__What you should do__: Reproduce all records verbatim.

━━ Data records

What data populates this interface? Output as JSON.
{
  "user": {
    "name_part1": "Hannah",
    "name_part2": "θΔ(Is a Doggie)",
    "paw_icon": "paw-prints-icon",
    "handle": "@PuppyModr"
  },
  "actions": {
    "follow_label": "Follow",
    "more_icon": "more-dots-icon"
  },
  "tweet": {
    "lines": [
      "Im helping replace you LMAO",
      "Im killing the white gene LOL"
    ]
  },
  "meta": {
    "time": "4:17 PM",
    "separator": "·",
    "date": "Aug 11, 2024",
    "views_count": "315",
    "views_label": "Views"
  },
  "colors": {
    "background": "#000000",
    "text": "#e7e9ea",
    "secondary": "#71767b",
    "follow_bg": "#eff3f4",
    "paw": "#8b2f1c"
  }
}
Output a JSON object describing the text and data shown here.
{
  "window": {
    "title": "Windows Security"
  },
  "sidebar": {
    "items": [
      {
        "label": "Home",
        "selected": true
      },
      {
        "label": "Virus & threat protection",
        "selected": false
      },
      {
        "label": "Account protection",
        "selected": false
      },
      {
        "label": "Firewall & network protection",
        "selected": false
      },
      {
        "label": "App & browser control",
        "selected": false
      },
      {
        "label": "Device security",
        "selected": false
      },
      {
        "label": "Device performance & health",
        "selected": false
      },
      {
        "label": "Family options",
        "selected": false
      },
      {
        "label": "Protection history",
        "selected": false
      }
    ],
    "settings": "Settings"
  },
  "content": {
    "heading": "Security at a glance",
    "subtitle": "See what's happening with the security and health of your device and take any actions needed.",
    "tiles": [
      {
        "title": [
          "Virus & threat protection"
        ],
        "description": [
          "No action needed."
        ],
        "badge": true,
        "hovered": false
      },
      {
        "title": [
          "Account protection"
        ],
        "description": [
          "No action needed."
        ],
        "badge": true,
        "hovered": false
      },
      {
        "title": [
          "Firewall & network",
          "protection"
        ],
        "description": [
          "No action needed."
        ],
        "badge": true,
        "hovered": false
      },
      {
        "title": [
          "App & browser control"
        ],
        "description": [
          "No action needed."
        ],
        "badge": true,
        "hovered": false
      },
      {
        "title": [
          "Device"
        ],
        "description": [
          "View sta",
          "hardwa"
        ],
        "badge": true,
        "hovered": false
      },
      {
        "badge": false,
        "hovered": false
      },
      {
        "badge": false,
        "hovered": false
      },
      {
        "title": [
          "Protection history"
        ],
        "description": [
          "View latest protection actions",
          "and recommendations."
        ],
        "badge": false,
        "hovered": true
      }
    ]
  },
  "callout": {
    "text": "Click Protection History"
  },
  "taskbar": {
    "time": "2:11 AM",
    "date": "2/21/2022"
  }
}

━━━━

__Output for this exercise__:
What data populates this interface? Output as JSON.
{
  "user": {
    "name_part1": "Hannah",
    "name_part2": "θΔ(Is a Doggie)",
    "paw_icon": "paw-prints-icon",
    "handle": "@PuppyModr"
  },
  "actions": {
    "follow_label": "Follow",
    "more_icon": "more-dots-icon"
  },
  "tweet": {
    "lines": [
      "Im helping replace you LMAO",
      "Im killing the white gene LOL"
    ]
  },
  "meta": {
    "time": "4:17 PM",
    "separator": "·",
    "date": "Aug 11, 2024",
    "views_count": "315",
    "views_label": "Views"
  },
  "colors": {
    "background": "#000000",
    "text": "#e7e9ea",
    "secondary": "#71767b",
    "follow_bg": "#eff3f4",
    "paw": "#8b2f1c"
  }
}
Output a JSON object describing the text and data shown here.
{
  "window": {
    "title": "Windows Security"
  },
  "sidebar": {
    "items": [
      {
        "label": "Home",
        "selected": true
      },
      {
        "label": "Virus & threat protection",
        "selected": false
      },
      {
        "label": "Account protection",
        "selected": false
      },
      {
        "label": "Firewall & network protection",
        "selected": false
      },
      {
        "label": "App & browser control",
        "selected": false
      },
      {
        "label": "Device security",
        "selected": false
      },
      {
        "label": "Device performance & health",
        "selected": false
      },
      {
        "label": "Family options",
        "selected": false
      },
      {
        "label": "Protection history",
        "selected": false
      }
    ],
    "settings": "Settings"
  },
  "content": {
    "heading": "Security at a glance",
    "subtitle": "See what's happening with the security and health of your device and take any actions needed.",
    "tiles": [
      {
        "title": [
          "Virus & threat protection"
        ],
        "description": [
          "No action needed."
        ],
        "badge": true,
        "hovered": false
      },
      {
        "title": [
          "Account protection"
        ],
        "description": [
          "No action needed."
        ],
        "badge": true,
        "hovered": false
      },
      {
        "title": [
          "Firewall & network",
          "protection"
        ],
        "description": [
          "No action needed."
        ],
        "badge": true,
        "hovered": false
      },
      {
        "title": [
          "App & browser control"
        ],
        "description": [
          "No action needed."
        ],
        "badge": true,
        "hovered": false
      },
      {
        "title": [
          "Device"
        ],
        "description": [
          "View sta",
          "hardwa"
        ],
        "badge": true,
        "hovered": false
      },
      {
        "badge": false,
        "hovered": false
      },
      {
        "badge": false,
        "hovered": false
      },
      {
        "title": [
          "Protection history"
        ],
        "description": [
          "View latest protection actions",
          "and recommendations."
        ],
        "badge": false,
        "hovered": true
      }
    ]
  },
  "callout": {
    "text": "Click Protection History"
  },
  "taskbar": {
    "time": "2:11 AM",
    "date": "2/21/2022"
  }
}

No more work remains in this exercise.